- [Required work]
Of the lines below, how many hold the string "男性殴られ"? Give only the number.

- [Material]
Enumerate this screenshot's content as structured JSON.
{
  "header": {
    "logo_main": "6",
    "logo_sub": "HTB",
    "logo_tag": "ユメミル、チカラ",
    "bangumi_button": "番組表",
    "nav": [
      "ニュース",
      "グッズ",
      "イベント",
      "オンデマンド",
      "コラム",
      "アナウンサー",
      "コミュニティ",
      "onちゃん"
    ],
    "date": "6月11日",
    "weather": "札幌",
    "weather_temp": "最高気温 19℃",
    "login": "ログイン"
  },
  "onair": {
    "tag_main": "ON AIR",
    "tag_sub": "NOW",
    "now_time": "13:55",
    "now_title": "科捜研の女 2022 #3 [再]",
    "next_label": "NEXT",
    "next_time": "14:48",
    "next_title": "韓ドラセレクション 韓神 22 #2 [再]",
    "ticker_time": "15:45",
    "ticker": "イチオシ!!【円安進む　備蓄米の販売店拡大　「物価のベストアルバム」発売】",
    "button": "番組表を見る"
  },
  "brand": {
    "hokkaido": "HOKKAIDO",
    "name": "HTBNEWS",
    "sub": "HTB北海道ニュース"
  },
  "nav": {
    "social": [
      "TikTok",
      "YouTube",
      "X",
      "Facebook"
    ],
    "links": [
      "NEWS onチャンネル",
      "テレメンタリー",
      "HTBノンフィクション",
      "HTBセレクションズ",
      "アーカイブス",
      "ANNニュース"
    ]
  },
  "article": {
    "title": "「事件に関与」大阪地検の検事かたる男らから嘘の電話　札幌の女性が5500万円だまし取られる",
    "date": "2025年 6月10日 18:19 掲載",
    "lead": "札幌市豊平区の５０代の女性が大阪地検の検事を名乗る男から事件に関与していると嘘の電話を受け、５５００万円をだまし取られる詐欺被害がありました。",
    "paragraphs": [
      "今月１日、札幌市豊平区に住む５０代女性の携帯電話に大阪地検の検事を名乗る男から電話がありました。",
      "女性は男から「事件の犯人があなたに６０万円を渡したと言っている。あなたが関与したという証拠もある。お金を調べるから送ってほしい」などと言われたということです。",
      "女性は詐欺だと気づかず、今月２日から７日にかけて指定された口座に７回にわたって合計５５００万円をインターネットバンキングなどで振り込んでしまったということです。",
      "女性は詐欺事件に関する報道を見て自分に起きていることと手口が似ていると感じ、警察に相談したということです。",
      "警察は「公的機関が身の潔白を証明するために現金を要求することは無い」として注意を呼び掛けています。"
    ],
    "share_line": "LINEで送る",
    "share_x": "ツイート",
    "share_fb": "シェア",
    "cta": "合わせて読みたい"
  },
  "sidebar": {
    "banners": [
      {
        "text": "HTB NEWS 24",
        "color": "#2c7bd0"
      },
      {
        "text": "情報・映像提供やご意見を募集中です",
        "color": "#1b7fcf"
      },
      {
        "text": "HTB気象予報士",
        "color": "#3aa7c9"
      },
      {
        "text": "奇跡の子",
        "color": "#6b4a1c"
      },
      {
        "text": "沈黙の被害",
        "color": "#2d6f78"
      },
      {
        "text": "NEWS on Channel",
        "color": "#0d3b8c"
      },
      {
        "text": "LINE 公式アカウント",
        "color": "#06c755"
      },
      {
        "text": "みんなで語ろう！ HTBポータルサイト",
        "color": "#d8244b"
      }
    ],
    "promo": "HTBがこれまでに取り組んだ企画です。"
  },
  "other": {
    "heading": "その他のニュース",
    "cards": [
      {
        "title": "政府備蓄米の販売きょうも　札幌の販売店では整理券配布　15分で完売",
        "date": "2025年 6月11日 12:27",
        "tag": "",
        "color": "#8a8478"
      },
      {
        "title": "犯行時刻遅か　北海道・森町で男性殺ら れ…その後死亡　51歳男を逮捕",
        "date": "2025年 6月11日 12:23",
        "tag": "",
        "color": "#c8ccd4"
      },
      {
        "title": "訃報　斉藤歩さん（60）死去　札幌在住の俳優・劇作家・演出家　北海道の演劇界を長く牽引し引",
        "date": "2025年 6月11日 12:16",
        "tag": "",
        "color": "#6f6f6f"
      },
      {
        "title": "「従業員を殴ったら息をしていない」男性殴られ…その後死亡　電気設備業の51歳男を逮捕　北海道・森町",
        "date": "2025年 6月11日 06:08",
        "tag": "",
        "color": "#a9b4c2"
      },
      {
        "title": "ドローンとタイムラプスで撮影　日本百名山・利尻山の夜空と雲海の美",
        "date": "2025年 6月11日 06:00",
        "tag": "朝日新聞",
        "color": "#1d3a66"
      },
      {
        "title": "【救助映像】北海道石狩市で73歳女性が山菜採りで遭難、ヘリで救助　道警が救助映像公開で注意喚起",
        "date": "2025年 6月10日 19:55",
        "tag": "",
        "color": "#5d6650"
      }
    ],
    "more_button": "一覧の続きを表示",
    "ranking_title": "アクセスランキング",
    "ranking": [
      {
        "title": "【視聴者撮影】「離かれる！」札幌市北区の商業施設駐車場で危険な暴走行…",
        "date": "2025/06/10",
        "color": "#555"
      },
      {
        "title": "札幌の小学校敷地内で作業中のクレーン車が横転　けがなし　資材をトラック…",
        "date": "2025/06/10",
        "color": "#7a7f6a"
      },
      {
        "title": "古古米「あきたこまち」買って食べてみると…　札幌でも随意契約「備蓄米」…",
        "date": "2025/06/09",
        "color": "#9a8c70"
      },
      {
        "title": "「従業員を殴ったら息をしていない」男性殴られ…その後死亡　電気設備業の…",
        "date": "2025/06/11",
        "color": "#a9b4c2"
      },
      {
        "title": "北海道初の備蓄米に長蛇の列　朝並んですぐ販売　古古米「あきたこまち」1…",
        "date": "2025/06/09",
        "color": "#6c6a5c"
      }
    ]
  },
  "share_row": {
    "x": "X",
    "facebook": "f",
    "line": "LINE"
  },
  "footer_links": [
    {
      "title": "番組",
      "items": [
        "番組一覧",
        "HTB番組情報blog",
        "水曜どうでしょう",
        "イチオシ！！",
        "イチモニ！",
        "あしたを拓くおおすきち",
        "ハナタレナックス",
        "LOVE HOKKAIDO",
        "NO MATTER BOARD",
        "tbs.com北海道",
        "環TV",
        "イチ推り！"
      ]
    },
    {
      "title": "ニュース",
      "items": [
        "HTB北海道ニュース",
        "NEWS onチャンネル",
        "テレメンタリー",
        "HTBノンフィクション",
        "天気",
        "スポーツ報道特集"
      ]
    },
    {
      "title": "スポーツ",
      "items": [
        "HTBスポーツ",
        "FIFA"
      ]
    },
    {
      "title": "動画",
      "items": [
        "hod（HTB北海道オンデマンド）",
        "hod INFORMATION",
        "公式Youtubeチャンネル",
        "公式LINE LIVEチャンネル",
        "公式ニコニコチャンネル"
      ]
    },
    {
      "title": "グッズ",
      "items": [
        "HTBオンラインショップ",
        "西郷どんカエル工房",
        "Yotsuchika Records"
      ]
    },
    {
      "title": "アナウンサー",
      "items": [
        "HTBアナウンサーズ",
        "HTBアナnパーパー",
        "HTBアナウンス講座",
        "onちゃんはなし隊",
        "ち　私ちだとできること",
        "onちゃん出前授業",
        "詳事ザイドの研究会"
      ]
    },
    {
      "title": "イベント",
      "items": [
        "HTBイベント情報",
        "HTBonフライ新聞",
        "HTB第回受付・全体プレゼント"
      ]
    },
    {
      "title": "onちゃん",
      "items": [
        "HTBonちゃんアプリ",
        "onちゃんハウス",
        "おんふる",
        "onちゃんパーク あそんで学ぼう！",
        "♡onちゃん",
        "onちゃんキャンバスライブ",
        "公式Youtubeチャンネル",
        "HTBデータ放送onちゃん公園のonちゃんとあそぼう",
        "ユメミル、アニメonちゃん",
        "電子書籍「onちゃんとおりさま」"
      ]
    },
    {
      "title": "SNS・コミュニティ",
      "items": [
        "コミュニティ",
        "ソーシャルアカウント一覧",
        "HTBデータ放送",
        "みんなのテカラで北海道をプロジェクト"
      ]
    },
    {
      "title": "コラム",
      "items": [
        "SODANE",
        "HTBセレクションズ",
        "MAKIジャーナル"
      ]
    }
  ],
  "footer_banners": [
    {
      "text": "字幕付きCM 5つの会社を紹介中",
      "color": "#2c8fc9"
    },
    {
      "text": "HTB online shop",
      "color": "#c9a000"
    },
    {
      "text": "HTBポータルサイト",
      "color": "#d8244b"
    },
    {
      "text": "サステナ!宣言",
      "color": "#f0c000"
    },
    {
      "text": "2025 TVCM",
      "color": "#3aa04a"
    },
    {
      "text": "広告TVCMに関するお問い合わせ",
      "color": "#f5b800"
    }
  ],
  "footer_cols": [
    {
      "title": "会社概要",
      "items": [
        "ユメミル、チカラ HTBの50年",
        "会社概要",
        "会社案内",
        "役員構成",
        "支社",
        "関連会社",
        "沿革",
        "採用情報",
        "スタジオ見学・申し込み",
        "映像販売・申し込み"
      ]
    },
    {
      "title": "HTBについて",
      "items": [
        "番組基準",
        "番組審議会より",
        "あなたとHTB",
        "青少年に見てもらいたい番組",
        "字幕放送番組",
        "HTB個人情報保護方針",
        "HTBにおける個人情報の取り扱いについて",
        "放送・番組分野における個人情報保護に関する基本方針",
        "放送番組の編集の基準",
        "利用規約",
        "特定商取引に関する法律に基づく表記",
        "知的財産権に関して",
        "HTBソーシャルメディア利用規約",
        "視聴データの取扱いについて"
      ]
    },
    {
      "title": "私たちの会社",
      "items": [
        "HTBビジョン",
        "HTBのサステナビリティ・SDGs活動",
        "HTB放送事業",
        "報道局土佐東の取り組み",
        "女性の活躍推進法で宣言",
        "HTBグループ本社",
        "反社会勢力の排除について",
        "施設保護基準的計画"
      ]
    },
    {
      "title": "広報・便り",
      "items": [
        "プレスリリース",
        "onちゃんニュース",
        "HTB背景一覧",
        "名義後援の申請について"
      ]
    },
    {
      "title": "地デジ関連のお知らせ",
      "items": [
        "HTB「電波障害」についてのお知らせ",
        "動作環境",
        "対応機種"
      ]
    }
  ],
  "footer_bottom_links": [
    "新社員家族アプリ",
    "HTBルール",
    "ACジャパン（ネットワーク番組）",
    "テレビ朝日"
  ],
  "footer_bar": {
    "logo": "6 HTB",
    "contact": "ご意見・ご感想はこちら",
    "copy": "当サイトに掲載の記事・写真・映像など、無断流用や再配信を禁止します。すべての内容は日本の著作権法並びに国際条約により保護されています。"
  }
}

- [Task result]
2